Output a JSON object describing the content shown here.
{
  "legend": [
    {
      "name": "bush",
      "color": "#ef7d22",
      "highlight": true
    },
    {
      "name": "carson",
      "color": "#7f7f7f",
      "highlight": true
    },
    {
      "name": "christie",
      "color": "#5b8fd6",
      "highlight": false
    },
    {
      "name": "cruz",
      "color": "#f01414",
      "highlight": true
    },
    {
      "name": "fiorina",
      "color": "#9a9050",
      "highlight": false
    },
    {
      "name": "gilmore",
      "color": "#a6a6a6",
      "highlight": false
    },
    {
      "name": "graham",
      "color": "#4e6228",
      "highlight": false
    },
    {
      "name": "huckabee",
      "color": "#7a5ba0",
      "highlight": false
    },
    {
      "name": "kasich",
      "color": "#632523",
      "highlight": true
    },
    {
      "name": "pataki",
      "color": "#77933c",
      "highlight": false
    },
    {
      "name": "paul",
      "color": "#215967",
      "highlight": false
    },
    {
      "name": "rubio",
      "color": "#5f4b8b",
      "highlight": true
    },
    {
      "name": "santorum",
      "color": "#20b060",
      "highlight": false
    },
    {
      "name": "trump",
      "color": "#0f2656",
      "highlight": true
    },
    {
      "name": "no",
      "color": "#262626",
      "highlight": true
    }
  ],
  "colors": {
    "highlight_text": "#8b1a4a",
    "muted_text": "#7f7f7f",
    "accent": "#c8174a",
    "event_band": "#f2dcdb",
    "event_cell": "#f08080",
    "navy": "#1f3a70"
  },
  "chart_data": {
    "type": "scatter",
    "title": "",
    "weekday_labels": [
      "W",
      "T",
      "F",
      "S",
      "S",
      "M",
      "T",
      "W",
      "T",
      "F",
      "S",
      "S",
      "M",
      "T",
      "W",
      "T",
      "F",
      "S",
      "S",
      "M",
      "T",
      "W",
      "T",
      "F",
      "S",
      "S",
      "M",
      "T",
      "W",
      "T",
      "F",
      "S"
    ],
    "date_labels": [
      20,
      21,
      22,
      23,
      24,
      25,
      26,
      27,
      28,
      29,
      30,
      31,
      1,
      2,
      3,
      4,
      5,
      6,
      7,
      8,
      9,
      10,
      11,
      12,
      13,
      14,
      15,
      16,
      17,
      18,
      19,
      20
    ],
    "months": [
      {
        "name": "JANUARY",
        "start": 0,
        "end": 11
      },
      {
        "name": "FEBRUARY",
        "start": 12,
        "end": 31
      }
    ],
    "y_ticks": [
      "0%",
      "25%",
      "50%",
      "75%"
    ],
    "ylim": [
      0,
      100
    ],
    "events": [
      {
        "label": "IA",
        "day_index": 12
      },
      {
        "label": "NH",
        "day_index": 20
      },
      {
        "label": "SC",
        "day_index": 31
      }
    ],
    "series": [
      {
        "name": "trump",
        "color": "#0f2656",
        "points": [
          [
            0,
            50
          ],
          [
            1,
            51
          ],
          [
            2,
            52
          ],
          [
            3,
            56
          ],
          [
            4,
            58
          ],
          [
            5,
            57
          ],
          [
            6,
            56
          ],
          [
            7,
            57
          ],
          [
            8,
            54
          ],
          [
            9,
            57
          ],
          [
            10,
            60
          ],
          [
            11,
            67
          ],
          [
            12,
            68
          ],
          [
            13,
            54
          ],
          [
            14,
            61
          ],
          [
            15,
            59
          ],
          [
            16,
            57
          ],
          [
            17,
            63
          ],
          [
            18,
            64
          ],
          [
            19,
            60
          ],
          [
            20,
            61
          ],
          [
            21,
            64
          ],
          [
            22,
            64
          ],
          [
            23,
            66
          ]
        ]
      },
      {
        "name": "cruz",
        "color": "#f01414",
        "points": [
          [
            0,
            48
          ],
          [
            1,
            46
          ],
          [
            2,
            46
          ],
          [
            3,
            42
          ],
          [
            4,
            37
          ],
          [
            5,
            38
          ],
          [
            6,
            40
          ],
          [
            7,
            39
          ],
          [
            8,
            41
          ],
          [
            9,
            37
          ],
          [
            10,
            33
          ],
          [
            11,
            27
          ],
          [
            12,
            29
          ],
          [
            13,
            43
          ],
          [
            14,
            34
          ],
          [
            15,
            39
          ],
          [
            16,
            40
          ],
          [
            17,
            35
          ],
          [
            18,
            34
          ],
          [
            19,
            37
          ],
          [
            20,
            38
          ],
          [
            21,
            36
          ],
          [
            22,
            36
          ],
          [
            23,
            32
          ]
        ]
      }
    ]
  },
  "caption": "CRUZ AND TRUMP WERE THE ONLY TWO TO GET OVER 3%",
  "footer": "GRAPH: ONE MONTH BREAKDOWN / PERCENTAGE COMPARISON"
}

══════════════════════════════

Write out the data again, exactly and in full.

◆ **THE ANSWER**:
Output a JSON object describing the content shown here.
{
  "legend": [
    {
      "name": "bush",
      "color": "#ef7d22",
      "highlight": true
    },
    {
      "name": "carson",
      "color": "#7f7f7f",
      "highlight": true
    },
    {
      "name": "christie",
      "color": "#5b8fd6",
      "highlight": false
    },
    {
      "name": "cruz",
      "color": "#f01414",
      "highlight": true
    },
    {
      "name": "fiorina",
      "color": "#9a9050",
      "highlight": false
    },
    {
      "name": "gilmore",
      "color": "#a6a6a6",
      "highlight": false
    },
    {
      "name": "graham",
      "color": "#4e6228",
      "highlight": false
    },
    {
      "name": "huckabee",
      "color": "#7a5ba0",
      "highlight": false
    },
    {
      "name": "kasich",
      "color": "#632523",
      "highlight": true
    },
    {
      "name": "pataki",
      "color": "#77933c",
      "highlight": false
    },
    {
      "name": "paul",
      "color": "#215967",
      "highlight": false
    },
    {
      "name": "rubio",
      "color": "#5f4b8b",
      "highlight": true
    },
    {
      "name": "santorum",
      "color": "#20b060",
      "highlight": false
    },
    {
      "name": "trump",
      "color": "#0f2656",
      "highlight": true
    },
    {
      "name": "no",
      "color": "#262626",
      "highlight": true
    }
  ],
  "colors": {
    "highlight_text": "#8b1a4a",
    "muted_text": "#7f7f7f",
    "accent": "#c8174a",
    "event_band": "#f2dcdb",
    "event_cell": "#f08080",
    "navy": "#1f3a70"
  },
  "chart_data": {
    "type": "scatter",
    "title": "",
    "weekday_labels": [
      "W",
      "T",
      "F",
      "S",
      "S",
      "M",
      "T",
      "W",
      "T",
      "F",
      "S",
      "S",
      "M",
      "T",
      "W",
      "T",
      "F",
      "S",
      "S",
      "M",
      "T",
      "W",
      "T",
      "F",
      "S",
      "S",
      "M",
      "T",
      "W",
      "T",
      "F",
      "S"
    ],
    "date_labels": [
      20,
      21,
      22,
      23,
      24,
      25,
      26,
      27,
      28,
      29,
      30,
      31,
      1,
      2,
      3,
      4,
      5,
      6,
      7,
      8,
      9,
      10,
      11,
      12,
      13,
      14,
      15,
      16,
      17,
      18,
      19,
      20
    ],
    "months": [
      {
        "name": "JANUARY",
        "start": 0,
        "end": 11
      },
      {
        "name": "FEBRUARY",
        "start": 12,
        "end": 31
      }
    ],
    "y_ticks": [
      "0%",
      "25%",
      "50%",
      "75%"
    ],
    "ylim": [
      0,
      100
    ],
    "events": [
      {
        "label": "IA",
        "day_index": 12
      },
      {
        "label": "NH",
        "day_index": 20
      },
      {
        "label": "SC",
        "day_index": 31
      }
    ],
    "series": [
      {
        "name": "trump",
        "color": "#0f2656",
        "points": [
          [
            0,
            50
          ],
          [
            1,
            51
          ],
          [
            2,
            52
          ],
          [
            3,
            56
          ],
          [
            4,
            58
          ],
          [
            5,
            57
          ],
          [
            6,
            56
          ],
          [
            7,
            57
          ],
          [
            8,
            54
          ],
          [
            9,
            57
          ],
          [
            10,
            60
          ],
          [
            11,
            67
          ],
          [
            12,
            68
          ],
          [
            13,
            54
          ],
          [
            14,
            61
          ],
          [
            15,
            59
          ],
          [
            16,
            57
          ],
          [
            17,
            63
          ],
          [
            18,
            64
          ],
          [
            19,
            60
          ],
          [
            20,
            61
          ],
          [
            21,
            64
          ],
          [
            22,
            64
          ],
          [
            23,
            66
          ]
        ]
      },
      {
        "name": "cruz",
        "color": "#f01414",
        "points": [
          [
            0,
            48
          ],
          [
            1,
            46
          ],
          [
            2,
            46
          ],
          [
            3,
            42
          ],
          [
            4,
            37
          ],
          [
            5,
            38
          ],
          [
            6,
            40
          ],
          [
            7,
            39
          ],
          [
            8,
            41
          ],
          [
            9,
            37
          ],
          [
            10,
            33
          ],
          [
            11,
            27
          ],
          [
            12,
            29
          ],
          [
            13,
            43
          ],
          [
            14,
            34
          ],
          [
            15,
            39
          ],
          [
            16,
            40
          ],
          [
            17,
            35
          ],
          [
            18,
            34
          ],
          [
            19,
            37
          ],
          [
            20,
            38
          ],
          [
            21,
            36
          ],
          [
            22,
            36
          ],
          [
            23,
            32
          ]
        ]
      }
    ]
  },
  "caption": "CRUZ AND TRUMP WERE THE ONLY TWO TO GET OVER 3%",
  "footer": "GRAPH: ONE MONTH BREAKDOWN / PERCENTAGE COMPARISON"
}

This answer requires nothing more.